**Brief**. Every line that holds the string "title" is to be identified and copied.

(Figure record extracts)
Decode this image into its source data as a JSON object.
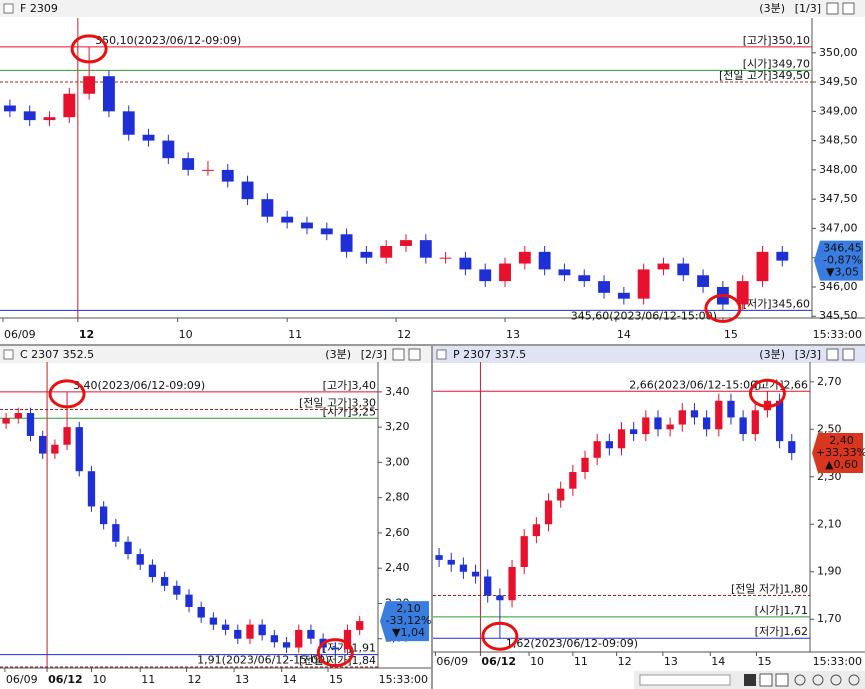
{
  "chart_data": [
    {
      "type": "candlestick",
      "title": "F 2309",
      "interval": "(3분)",
      "page": "[1/3]",
      "time": "15:33:00",
      "up_color": "#e8112d",
      "down_color": "#1f2fd6",
      "ylim": [
        345.47,
        350.56
      ],
      "xlim": [
        0,
        41
      ],
      "yticks": [
        {
          "value": 345.5,
          "label": "345,50"
        },
        {
          "value": 346,
          "label": "346,00"
        },
        {
          "value": 346.5,
          "label": "346,50"
        },
        {
          "value": 347,
          "label": "347,00"
        },
        {
          "value": 347.5,
          "label": "347,50"
        },
        {
          "value": 348,
          "label": "348,00"
        },
        {
          "value": 348.5,
          "label": "348,50"
        },
        {
          "value": 349,
          "label": "349,00"
        },
        {
          "value": 349.5,
          "label": "349,50"
        },
        {
          "value": 350,
          "label": "350,00"
        }
      ],
      "xticks": [
        {
          "value": 0.15,
          "label": "06/09"
        },
        {
          "value": 3.93,
          "label": "12"
        },
        {
          "value": 8.97,
          "label": "10"
        },
        {
          "value": 14.5,
          "label": "11"
        },
        {
          "value": 20.0,
          "label": "12"
        },
        {
          "value": 25.5,
          "label": "13"
        },
        {
          "value": 31.1,
          "label": "14"
        },
        {
          "value": 36.5,
          "label": "15"
        }
      ],
      "highlight_tick": 1,
      "open": [
        349.1,
        349.0,
        348.85,
        348.9,
        349.3,
        349.6,
        349.0,
        348.6,
        348.5,
        348.2,
        348.0,
        348.0,
        347.8,
        347.5,
        347.2,
        347.1,
        347.0,
        346.9,
        346.6,
        346.5,
        346.7,
        346.8,
        346.5,
        346.5,
        346.3,
        346.1,
        346.4,
        346.6,
        346.3,
        346.2,
        346.1,
        345.9,
        345.8,
        346.3,
        346.4,
        346.2,
        346.0,
        345.7,
        346.1,
        346.6
      ],
      "high": [
        349.2,
        349.1,
        349.0,
        349.4,
        350.1,
        349.7,
        349.1,
        348.7,
        348.6,
        348.3,
        348.15,
        348.1,
        347.9,
        347.6,
        347.3,
        347.2,
        347.1,
        347.0,
        346.7,
        346.8,
        346.9,
        346.9,
        346.6,
        346.6,
        346.4,
        346.5,
        346.7,
        346.7,
        346.4,
        346.3,
        346.2,
        346.0,
        346.4,
        346.5,
        346.5,
        346.3,
        346.1,
        346.2,
        346.7,
        346.7
      ],
      "low": [
        348.9,
        348.75,
        348.75,
        348.8,
        349.2,
        348.9,
        348.5,
        348.4,
        348.1,
        347.9,
        347.9,
        347.7,
        347.4,
        347.1,
        347.0,
        346.9,
        346.8,
        346.5,
        346.4,
        346.4,
        346.6,
        346.4,
        346.4,
        346.2,
        346.0,
        346.0,
        346.3,
        346.2,
        346.1,
        346.0,
        345.8,
        345.7,
        345.7,
        346.2,
        346.1,
        345.9,
        345.6,
        345.6,
        346.0,
        346.35
      ],
      "close": [
        349.0,
        348.85,
        348.9,
        349.3,
        349.6,
        349.0,
        348.6,
        348.5,
        348.2,
        348.0,
        348.0,
        347.8,
        347.5,
        347.2,
        347.1,
        347.0,
        346.9,
        346.6,
        346.5,
        346.7,
        346.8,
        346.5,
        346.5,
        346.3,
        346.1,
        346.4,
        346.6,
        346.3,
        346.2,
        346.1,
        345.9,
        345.8,
        346.3,
        346.4,
        346.2,
        346.0,
        345.7,
        346.1,
        346.6,
        346.45
      ],
      "ref_lines": [
        {
          "value": 350.1,
          "label": "[고가]350,10",
          "color": "#e8112d",
          "style": "solid",
          "note": "350,10(2023/06/12-09:09)"
        },
        {
          "value": 349.7,
          "label": "[시가]349,70",
          "color": "#2a9d2a",
          "style": "solid"
        },
        {
          "value": 349.5,
          "label": "[전일 고가]349,50",
          "color": "#a02020",
          "style": "dashed"
        },
        {
          "value": 345.6,
          "label": "[저가]345,60",
          "color": "#1f2fd6",
          "style": "solid",
          "note": "345,60(2023/06/12-15:00)"
        }
      ],
      "price_box": {
        "value": 346.45,
        "label": "346,45",
        "change_pct": "-0,87%",
        "change": "▼3,05",
        "color": "#3a7de0"
      }
    },
    {
      "type": "candlestick",
      "title": "C 2307 352.5",
      "interval": "(3분)",
      "page": "[2/3]",
      "time": "15:33:00",
      "up_color": "#e8112d",
      "down_color": "#1f2fd6",
      "ylim": [
        1.834,
        3.558
      ],
      "xlim": [
        0,
        31
      ],
      "yticks": [
        {
          "value": 2.0,
          "label": "2,00"
        },
        {
          "value": 2.2,
          "label": "2,20"
        },
        {
          "value": 2.4,
          "label": "2,40"
        },
        {
          "value": 2.6,
          "label": "2,60"
        },
        {
          "value": 2.8,
          "label": "2,80"
        },
        {
          "value": 3.0,
          "label": "3,00"
        },
        {
          "value": 3.2,
          "label": "3,20"
        },
        {
          "value": 3.4,
          "label": "3,40"
        }
      ],
      "xticks": [
        {
          "value": 0.4,
          "label": "06/09"
        },
        {
          "value": 3.86,
          "label": "06/12"
        },
        {
          "value": 7.5,
          "label": "10"
        },
        {
          "value": 11.5,
          "label": "11"
        },
        {
          "value": 15.3,
          "label": "12"
        },
        {
          "value": 19.2,
          "label": "13"
        },
        {
          "value": 23.1,
          "label": "14"
        },
        {
          "value": 26.9,
          "label": "15"
        }
      ],
      "highlight_tick": 1,
      "open": [
        3.22,
        3.25,
        3.28,
        3.15,
        3.05,
        3.1,
        3.2,
        2.95,
        2.75,
        2.65,
        2.55,
        2.48,
        2.42,
        2.35,
        2.3,
        2.25,
        2.18,
        2.12,
        2.08,
        2.05,
        2.0,
        2.08,
        2.02,
        1.98,
        1.95,
        2.05,
        2.0,
        1.95,
        1.94,
        2.05
      ],
      "high": [
        3.28,
        3.31,
        3.31,
        3.18,
        3.13,
        3.4,
        3.23,
        2.98,
        2.78,
        2.68,
        2.58,
        2.51,
        2.45,
        2.38,
        2.33,
        2.28,
        2.21,
        2.15,
        2.11,
        2.08,
        2.11,
        2.11,
        2.05,
        2.01,
        2.08,
        2.08,
        2.03,
        1.98,
        2.08,
        2.13
      ],
      "low": [
        3.19,
        3.22,
        3.12,
        3.02,
        3.02,
        3.07,
        2.92,
        2.72,
        2.62,
        2.52,
        2.45,
        2.39,
        2.32,
        2.27,
        2.22,
        2.15,
        2.09,
        2.05,
        2.02,
        1.97,
        1.97,
        1.99,
        1.95,
        1.92,
        1.92,
        1.97,
        1.92,
        1.91,
        1.91,
        2.02
      ],
      "close": [
        3.25,
        3.28,
        3.15,
        3.05,
        3.1,
        3.2,
        2.95,
        2.75,
        2.65,
        2.55,
        2.48,
        2.42,
        2.35,
        2.3,
        2.25,
        2.18,
        2.12,
        2.08,
        2.05,
        2.0,
        2.08,
        2.02,
        1.98,
        1.95,
        2.05,
        2.0,
        1.95,
        1.94,
        2.05,
        2.1
      ],
      "ref_lines": [
        {
          "value": 3.4,
          "label": "[고가]3,40",
          "color": "#e8112d",
          "style": "solid",
          "note": "3,40(2023/06/12-09:09)"
        },
        {
          "value": 3.3,
          "label": "[전일 고가]3,30",
          "color": "#a02020",
          "style": "dashed"
        },
        {
          "value": 3.25,
          "label": "[시가]3,25",
          "color": "#2a9d2a",
          "style": "solid"
        },
        {
          "value": 1.91,
          "label": "[저가]1,91",
          "color": "#1f2fd6",
          "style": "solid",
          "note": "1,91(2023/06/12-15:00)"
        },
        {
          "value": 1.84,
          "label": "[전일 저가]1,84",
          "color": "#a02020",
          "style": "dashed"
        }
      ],
      "price_box": {
        "value": 2.1,
        "label": "2,10",
        "change_pct": "-33,12%",
        "change": "▼1,04",
        "color": "#3a7de0"
      }
    },
    {
      "type": "candlestick",
      "title": "P 2307 337.5",
      "interval": "(3분)",
      "page": "[3/3]",
      "time": "15:33:00",
      "up_color": "#e8112d",
      "down_color": "#1f2fd6",
      "ylim": [
        1.562,
        2.775
      ],
      "xlim": [
        0,
        31
      ],
      "yticks": [
        {
          "value": 1.7,
          "label": "1,70"
        },
        {
          "value": 1.9,
          "label": "1,90"
        },
        {
          "value": 2.1,
          "label": "2,10"
        },
        {
          "value": 2.3,
          "label": "2,30"
        },
        {
          "value": 2.5,
          "label": "2,50"
        },
        {
          "value": 2.7,
          "label": "2,70"
        }
      ],
      "xticks": [
        {
          "value": 0.2,
          "label": "06/09"
        },
        {
          "value": 3.9,
          "label": "06/12"
        },
        {
          "value": 7.9,
          "label": "10"
        },
        {
          "value": 11.5,
          "label": "11"
        },
        {
          "value": 15.1,
          "label": "12"
        },
        {
          "value": 18.9,
          "label": "13"
        },
        {
          "value": 22.8,
          "label": "14"
        },
        {
          "value": 26.6,
          "label": "15"
        }
      ],
      "highlight_tick": 1,
      "open": [
        1.97,
        1.95,
        1.93,
        1.9,
        1.88,
        1.8,
        1.78,
        1.92,
        2.05,
        2.1,
        2.2,
        2.25,
        2.32,
        2.38,
        2.45,
        2.42,
        2.5,
        2.48,
        2.55,
        2.5,
        2.52,
        2.58,
        2.55,
        2.5,
        2.62,
        2.55,
        2.48,
        2.58,
        2.62,
        2.45
      ],
      "high": [
        2.0,
        1.98,
        1.96,
        1.93,
        1.91,
        1.83,
        1.95,
        2.08,
        2.13,
        2.23,
        2.28,
        2.35,
        2.41,
        2.48,
        2.48,
        2.53,
        2.53,
        2.58,
        2.58,
        2.55,
        2.61,
        2.61,
        2.58,
        2.65,
        2.65,
        2.58,
        2.61,
        2.66,
        2.65,
        2.48
      ],
      "low": [
        1.92,
        1.9,
        1.87,
        1.85,
        1.77,
        1.62,
        1.75,
        1.89,
        2.02,
        2.07,
        2.17,
        2.22,
        2.29,
        2.35,
        2.39,
        2.39,
        2.45,
        2.45,
        2.47,
        2.47,
        2.49,
        2.52,
        2.47,
        2.47,
        2.52,
        2.45,
        2.45,
        2.55,
        2.42,
        2.37
      ],
      "close": [
        1.95,
        1.93,
        1.9,
        1.88,
        1.8,
        1.78,
        1.92,
        2.05,
        2.1,
        2.2,
        2.25,
        2.32,
        2.38,
        2.45,
        2.42,
        2.5,
        2.48,
        2.55,
        2.5,
        2.52,
        2.58,
        2.55,
        2.5,
        2.62,
        2.55,
        2.48,
        2.58,
        2.62,
        2.45,
        2.4
      ],
      "ref_lines": [
        {
          "value": 2.66,
          "label": "[고가]2,66",
          "color": "#e8112d",
          "style": "solid",
          "note": "2,66(2023/06/12-15:00)"
        },
        {
          "value": 1.8,
          "label": "[전일 저가]1,80",
          "color": "#a02020",
          "style": "dashed"
        },
        {
          "value": 1.71,
          "label": "[시가]1,71",
          "color": "#2a9d2a",
          "style": "solid"
        },
        {
          "value": 1.62,
          "label": "[저가]1,62",
          "color": "#1f2fd6",
          "style": "solid",
          "note": "1,62(2023/06/12-09:09)"
        }
      ],
      "price_box": {
        "value": 2.4,
        "label": "2,40",
        "change_pct": "+33,33%",
        "change": "▲0,60",
        "color": "#d9361f"
      }
    }
  ]
}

**Output below**.
      "title": "F 2309",
      "title": "C 2307 352.5",
      "title": "P 2307 337.5",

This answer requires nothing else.